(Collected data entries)

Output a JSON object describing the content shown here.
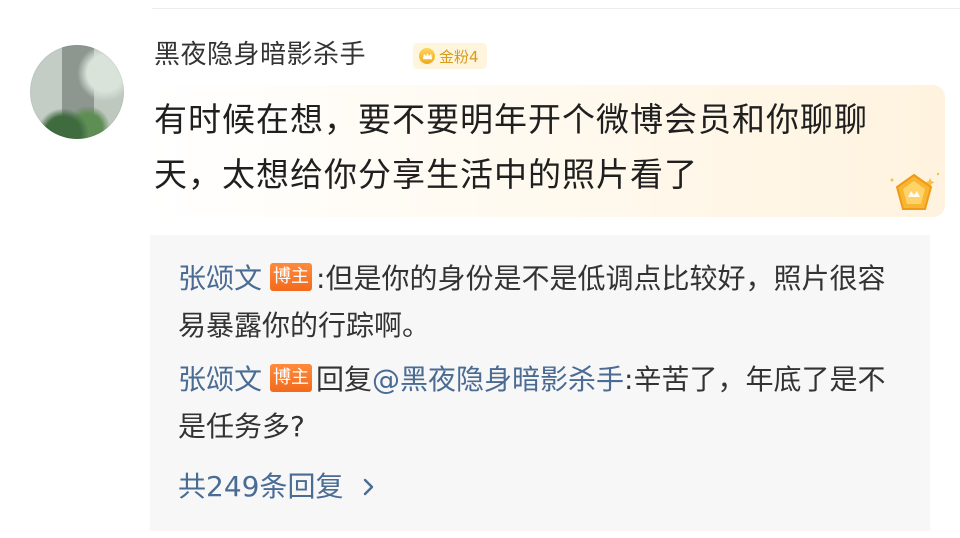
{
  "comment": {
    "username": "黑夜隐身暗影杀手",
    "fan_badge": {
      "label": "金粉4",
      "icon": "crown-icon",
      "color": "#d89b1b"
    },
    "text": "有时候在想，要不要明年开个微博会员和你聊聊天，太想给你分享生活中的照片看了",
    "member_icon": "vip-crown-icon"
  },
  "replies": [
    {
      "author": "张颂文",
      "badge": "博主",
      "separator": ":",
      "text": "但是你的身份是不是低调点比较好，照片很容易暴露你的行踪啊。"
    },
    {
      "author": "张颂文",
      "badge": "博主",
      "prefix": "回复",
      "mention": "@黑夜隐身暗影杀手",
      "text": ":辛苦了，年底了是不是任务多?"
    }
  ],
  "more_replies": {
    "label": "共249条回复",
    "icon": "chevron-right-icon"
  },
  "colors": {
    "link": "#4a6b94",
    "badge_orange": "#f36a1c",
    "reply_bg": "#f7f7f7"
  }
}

EXERCISE REQUIREMENTS:
Show all lines from the listing above in which "crown" appears.

ANSWER FOR THE TASK:
      "icon": "crown-icon",
    "member_icon": "vip-crown-icon"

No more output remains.